Stored entries
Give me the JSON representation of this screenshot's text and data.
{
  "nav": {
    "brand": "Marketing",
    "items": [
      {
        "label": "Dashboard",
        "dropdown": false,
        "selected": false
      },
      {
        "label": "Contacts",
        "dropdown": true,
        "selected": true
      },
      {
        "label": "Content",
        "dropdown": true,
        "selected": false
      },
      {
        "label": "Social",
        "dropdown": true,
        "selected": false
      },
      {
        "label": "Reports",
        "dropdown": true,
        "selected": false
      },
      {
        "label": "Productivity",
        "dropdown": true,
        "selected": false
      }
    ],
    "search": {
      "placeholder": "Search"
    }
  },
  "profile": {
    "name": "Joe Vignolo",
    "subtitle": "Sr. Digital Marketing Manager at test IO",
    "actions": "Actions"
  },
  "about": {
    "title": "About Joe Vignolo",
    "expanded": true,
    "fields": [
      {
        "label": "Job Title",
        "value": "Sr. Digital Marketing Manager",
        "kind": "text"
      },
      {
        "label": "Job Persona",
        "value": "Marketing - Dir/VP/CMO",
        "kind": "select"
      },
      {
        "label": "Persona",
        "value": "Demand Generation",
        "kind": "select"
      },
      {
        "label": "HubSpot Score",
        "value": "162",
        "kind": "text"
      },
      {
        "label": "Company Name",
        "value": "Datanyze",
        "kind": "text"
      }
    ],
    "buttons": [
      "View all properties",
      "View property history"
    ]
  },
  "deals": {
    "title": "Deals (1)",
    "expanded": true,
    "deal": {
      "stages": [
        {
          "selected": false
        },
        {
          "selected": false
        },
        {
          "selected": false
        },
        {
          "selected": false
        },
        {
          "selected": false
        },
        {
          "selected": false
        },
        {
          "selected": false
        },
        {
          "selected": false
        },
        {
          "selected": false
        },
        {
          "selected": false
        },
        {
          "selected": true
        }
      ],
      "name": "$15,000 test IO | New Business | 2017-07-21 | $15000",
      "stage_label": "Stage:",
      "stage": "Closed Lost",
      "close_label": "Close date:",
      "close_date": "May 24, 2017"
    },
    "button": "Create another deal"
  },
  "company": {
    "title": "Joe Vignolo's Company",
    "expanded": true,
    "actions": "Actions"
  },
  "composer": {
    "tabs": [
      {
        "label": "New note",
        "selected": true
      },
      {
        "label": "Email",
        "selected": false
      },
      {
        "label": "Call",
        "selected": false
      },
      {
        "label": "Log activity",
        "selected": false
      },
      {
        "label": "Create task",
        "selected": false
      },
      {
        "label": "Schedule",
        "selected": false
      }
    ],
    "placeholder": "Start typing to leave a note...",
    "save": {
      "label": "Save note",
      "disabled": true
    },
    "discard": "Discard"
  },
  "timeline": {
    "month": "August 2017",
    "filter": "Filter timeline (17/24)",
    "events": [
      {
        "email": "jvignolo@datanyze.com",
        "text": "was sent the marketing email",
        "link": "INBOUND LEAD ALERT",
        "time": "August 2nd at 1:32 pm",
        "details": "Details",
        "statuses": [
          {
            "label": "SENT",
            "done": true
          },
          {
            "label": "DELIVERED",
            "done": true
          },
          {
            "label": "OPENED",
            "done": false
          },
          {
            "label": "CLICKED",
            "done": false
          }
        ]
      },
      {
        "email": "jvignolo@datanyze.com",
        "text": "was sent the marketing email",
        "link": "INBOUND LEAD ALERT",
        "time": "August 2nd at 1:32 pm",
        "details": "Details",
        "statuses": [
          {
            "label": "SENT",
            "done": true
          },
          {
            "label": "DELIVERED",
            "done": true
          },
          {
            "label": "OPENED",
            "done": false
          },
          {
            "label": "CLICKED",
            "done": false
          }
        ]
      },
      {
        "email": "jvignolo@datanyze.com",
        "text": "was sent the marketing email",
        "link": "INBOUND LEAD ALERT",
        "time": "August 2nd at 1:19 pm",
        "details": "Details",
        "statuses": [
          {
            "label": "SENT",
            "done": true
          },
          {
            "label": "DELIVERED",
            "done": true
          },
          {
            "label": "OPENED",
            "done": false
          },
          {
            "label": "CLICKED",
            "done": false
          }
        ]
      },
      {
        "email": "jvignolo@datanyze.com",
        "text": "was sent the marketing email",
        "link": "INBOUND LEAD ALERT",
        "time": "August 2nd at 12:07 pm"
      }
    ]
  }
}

> _WHAT YOU ARE ASKED TO DO_: Repeat every entry word for word.

> _IN RESPONSE_:
Give me the JSON representation of this screenshot's text and data.
{
  "nav": {
    "brand": "Marketing",
    "items": [
      {
        "label": "Dashboard",
        "dropdown": false,
        "selected": false
      },
      {
        "label": "Contacts",
        "dropdown": true,
        "selected": true
      },
      {
        "label": "Content",
        "dropdown": true,
        "selected": false
      },
      {
        "label": "Social",
        "dropdown": true,
        "selected": false
      },
      {
        "label": "Reports",
        "dropdown": true,
        "selected": false
      },
      {
        "label": "Productivity",
        "dropdown": true,
        "selected": false
      }
    ],
    "search": {
      "placeholder": "Search"
    }
  },
  "profile": {
    "name": "Joe Vignolo",
    "subtitle": "Sr. Digital Marketing Manager at test IO",
    "actions": "Actions"
  },
  "about": {
    "title": "About Joe Vignolo",
    "expanded": true,
    "fields": [
      {
        "label": "Job Title",
        "value": "Sr. Digital Marketing Manager",
        "kind": "text"
      },
      {
        "label": "Job Persona",
        "value": "Marketing - Dir/VP/CMO",
        "kind": "select"
      },
      {
        "label": "Persona",
        "value": "Demand Generation",
        "kind": "select"
      },
      {
        "label": "HubSpot Score",
        "value": "162",
        "kind": "text"
      },
      {
        "label": "Company Name",
        "value": "Datanyze",
        "kind": "text"
      }
    ],
    "buttons": [
      "View all properties",
      "View property history"
    ]
  },
  "deals": {
    "title": "Deals (1)",
    "expanded": true,
    "deal": {
      "stages": [
        {
          "selected": false
        },
        {
          "selected": false
        },
        {
          "selected": false
        },
        {
          "selected": false
        },
        {
          "selected": false
        },
        {
          "selected": false
        },
        {
          "selected": false
        },
        {
          "selected": false
        },
        {
          "selected": false
        },
        {
          "selected": false
        },
        {
          "selected": true
        }
      ],
      "name": "$15,000 test IO | New Business | 2017-07-21 | $15000",
      "stage_label": "Stage:",
      "stage": "Closed Lost",
      "close_label": "Close date:",
      "close_date": "May 24, 2017"
    },
    "button": "Create another deal"
  },
  "company": {
    "title": "Joe Vignolo's Company",
    "expanded": true,
    "actions": "Actions"
  },
  "composer": {
    "tabs": [
      {
        "label": "New note",
        "selected": true
      },
      {
        "label": "Email",
        "selected": false
      },
      {
        "label": "Call",
        "selected": false
      },
      {
        "label": "Log activity",
        "selected": false
      },
      {
        "label": "Create task",
        "selected": false
      },
      {
        "label": "Schedule",
        "selected": false
      }
    ],
    "placeholder": "Start typing to leave a note...",
    "save": {
      "label": "Save note",
      "disabled": true
    },
    "discard": "Discard"
  },
  "timeline": {
    "month": "August 2017",
    "filter": "Filter timeline (17/24)",
    "events": [
      {
        "email": "jvignolo@datanyze.com",
        "text": "was sent the marketing email",
        "link": "INBOUND LEAD ALERT",
        "time": "August 2nd at 1:32 pm",
        "details": "Details",
        "statuses": [
          {
            "label": "SENT",
            "done": true
          },
          {
            "label": "DELIVERED",
            "done": true
          },
          {
            "label": "OPENED",
            "done": false
          },
          {
            "label": "CLICKED",
            "done": false
          }
        ]
      },
      {
        "email": "jvignolo@datanyze.com",
        "text": "was sent the marketing email",
        "link": "INBOUND LEAD ALERT",
        "time": "August 2nd at 1:32 pm",
        "details": "Details",
        "statuses": [
          {
            "label": "SENT",
            "done": true
          },
          {
            "label": "DELIVERED",
            "done": true
          },
          {
            "label": "OPENED",
            "done": false
          },
          {
            "label": "CLICKED",
            "done": false
          }
        ]
      },
      {
        "email": "jvignolo@datanyze.com",
        "text": "was sent the marketing email",
        "link": "INBOUND LEAD ALERT",
        "time": "August 2nd at 1:19 pm",
        "details": "Details",
        "statuses": [
          {
            "label": "SENT",
            "done": true
          },
          {
            "label": "DELIVERED",
            "done": true
          },
          {
            "label": "OPENED",
            "done": false
          },
          {
            "label": "CLICKED",
            "done": false
          }
        ]
      },
      {
        "email": "jvignolo@datanyze.com",
        "text": "was sent the marketing email",
        "link": "INBOUND LEAD ALERT",
        "time": "August 2nd at 12:07 pm"
      }
    ]
  }
}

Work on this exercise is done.